> [REQUIREMENTS] Please state how many lines in the records contain the string "heading", with no words besides the number.

> [DATA ENTRIES]
• • •

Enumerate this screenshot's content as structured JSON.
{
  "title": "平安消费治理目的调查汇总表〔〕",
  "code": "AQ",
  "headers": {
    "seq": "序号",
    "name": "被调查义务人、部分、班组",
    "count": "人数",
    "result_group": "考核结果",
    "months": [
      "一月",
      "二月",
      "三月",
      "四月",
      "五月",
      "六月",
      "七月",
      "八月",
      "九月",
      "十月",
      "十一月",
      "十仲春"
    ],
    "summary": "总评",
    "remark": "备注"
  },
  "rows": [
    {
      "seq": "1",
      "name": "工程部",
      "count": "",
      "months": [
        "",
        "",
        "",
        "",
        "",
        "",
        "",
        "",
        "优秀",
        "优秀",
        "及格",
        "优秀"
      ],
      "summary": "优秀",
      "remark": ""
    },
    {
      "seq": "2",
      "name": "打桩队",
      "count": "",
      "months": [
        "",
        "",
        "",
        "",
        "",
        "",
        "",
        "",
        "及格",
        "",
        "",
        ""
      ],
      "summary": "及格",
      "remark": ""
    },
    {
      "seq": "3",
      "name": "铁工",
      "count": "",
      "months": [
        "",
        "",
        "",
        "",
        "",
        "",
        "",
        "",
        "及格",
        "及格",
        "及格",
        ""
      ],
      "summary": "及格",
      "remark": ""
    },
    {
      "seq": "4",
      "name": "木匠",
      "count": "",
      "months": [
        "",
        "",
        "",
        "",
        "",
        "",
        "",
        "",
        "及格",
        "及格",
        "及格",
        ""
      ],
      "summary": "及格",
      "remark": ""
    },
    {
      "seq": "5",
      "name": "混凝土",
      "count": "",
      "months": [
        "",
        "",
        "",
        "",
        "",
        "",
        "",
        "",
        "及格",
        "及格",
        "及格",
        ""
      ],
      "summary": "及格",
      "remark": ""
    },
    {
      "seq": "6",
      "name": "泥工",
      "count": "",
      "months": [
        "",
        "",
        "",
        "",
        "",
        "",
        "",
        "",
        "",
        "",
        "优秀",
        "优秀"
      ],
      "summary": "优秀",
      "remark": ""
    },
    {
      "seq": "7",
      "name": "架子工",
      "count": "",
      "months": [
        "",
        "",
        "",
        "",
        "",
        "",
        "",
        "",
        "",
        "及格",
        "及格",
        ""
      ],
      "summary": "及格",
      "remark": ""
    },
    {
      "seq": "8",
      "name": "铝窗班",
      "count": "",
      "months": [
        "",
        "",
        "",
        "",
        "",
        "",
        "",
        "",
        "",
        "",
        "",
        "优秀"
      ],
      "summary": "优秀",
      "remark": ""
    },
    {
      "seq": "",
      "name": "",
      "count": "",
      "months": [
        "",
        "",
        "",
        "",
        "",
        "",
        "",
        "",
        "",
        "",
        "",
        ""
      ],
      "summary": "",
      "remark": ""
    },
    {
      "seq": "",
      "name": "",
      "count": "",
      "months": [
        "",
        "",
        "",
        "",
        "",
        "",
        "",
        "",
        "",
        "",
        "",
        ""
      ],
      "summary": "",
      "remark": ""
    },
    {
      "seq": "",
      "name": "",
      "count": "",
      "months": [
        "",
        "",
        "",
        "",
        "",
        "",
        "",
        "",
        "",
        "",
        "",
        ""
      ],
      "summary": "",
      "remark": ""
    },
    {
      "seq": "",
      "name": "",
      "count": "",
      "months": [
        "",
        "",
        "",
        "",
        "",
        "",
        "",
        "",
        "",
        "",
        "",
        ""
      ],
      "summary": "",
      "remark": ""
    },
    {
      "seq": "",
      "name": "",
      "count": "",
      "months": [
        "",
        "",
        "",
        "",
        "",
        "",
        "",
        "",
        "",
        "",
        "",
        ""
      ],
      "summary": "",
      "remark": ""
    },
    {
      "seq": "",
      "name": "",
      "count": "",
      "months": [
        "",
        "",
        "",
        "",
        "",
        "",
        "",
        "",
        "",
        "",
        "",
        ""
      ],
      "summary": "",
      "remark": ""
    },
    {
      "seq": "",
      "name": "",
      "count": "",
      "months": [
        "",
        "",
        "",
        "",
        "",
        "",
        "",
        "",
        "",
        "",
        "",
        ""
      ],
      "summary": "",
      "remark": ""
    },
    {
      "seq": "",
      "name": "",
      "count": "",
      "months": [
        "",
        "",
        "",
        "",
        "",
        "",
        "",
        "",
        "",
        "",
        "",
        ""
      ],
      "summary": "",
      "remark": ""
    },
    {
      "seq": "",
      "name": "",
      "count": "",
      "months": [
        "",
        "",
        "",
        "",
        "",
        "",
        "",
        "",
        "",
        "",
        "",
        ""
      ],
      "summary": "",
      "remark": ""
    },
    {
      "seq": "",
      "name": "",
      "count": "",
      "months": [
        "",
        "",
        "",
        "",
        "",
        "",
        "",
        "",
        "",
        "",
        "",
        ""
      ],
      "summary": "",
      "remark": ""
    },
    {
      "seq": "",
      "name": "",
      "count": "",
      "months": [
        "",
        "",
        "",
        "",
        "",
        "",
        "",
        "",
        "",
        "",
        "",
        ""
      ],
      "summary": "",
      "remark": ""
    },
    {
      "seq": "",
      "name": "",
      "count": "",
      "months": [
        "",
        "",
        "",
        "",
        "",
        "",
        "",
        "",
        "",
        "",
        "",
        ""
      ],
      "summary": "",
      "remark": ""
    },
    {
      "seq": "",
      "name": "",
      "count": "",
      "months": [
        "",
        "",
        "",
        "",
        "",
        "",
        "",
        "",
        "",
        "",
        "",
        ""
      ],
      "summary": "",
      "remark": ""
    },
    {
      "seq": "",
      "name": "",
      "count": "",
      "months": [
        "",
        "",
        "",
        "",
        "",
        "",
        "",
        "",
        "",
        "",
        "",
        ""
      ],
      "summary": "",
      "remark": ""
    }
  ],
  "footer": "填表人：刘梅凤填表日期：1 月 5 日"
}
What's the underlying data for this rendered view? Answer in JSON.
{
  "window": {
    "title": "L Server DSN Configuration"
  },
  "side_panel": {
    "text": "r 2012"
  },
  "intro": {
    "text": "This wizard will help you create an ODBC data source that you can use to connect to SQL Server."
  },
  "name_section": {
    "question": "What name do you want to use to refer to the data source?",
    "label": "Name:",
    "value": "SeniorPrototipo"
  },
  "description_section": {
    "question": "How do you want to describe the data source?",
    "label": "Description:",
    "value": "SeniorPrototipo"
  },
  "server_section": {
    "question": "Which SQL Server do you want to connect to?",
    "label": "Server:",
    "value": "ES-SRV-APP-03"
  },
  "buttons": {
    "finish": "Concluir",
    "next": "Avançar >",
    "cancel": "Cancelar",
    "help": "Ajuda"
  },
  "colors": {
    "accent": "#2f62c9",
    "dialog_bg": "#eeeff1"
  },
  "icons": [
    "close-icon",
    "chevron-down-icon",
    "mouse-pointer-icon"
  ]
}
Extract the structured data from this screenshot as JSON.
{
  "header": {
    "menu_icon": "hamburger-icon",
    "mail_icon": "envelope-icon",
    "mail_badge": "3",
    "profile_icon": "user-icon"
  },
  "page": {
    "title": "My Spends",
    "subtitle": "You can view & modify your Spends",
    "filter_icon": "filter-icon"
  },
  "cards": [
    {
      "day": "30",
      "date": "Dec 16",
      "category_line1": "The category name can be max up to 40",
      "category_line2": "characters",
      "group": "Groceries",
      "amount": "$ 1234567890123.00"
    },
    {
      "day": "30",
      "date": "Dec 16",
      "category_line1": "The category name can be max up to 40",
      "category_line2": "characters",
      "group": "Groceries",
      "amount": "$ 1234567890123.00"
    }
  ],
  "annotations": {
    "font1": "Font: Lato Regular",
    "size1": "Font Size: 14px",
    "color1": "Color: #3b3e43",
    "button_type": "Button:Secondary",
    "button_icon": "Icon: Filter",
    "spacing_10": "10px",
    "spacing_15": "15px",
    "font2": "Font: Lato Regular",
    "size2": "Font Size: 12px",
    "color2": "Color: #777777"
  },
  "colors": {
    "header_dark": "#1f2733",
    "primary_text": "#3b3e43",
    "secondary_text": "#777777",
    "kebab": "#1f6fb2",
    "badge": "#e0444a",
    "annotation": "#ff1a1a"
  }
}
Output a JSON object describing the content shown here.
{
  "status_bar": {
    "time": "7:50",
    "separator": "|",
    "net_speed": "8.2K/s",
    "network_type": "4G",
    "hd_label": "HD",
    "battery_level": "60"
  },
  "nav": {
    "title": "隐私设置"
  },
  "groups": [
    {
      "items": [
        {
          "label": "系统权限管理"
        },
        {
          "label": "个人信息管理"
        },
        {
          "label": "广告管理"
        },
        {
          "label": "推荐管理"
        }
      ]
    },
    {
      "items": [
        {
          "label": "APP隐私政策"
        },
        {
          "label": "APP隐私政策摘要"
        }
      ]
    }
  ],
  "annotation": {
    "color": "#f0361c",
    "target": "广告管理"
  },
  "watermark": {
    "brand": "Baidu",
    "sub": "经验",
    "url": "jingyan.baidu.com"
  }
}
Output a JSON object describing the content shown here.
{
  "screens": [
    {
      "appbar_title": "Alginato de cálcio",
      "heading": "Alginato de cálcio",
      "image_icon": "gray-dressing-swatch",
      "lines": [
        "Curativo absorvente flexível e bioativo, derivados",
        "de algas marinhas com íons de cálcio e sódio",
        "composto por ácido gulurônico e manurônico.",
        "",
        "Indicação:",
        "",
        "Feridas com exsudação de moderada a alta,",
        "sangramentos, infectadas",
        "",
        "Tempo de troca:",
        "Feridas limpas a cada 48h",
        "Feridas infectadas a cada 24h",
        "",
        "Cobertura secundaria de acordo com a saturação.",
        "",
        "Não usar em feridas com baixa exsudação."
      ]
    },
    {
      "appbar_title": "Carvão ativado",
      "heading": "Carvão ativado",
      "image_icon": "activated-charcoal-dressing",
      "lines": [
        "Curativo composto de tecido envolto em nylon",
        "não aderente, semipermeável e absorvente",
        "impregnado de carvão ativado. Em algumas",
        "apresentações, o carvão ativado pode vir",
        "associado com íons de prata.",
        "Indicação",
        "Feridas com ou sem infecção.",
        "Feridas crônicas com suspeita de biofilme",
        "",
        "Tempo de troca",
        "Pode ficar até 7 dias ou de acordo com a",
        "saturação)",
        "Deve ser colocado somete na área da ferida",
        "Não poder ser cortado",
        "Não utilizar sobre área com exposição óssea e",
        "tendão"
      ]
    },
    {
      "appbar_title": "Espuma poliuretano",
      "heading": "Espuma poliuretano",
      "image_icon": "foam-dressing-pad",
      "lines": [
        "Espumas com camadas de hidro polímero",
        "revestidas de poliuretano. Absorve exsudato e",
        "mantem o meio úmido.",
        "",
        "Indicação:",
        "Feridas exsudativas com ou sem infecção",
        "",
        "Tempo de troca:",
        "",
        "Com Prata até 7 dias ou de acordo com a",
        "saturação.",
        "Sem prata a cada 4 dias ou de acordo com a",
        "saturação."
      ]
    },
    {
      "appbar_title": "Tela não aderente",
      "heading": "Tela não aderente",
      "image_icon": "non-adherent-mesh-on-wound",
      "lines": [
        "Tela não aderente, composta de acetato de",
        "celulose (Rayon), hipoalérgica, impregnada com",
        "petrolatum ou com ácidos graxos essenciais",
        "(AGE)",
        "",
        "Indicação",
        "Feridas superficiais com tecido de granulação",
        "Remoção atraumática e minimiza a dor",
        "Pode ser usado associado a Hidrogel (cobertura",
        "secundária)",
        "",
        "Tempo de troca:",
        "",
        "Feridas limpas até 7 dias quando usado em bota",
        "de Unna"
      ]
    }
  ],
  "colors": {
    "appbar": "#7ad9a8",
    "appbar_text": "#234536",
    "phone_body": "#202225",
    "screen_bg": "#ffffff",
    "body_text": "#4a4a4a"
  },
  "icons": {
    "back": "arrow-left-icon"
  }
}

• • •

> [RESPONSE FOR THIS EXERCISE] 4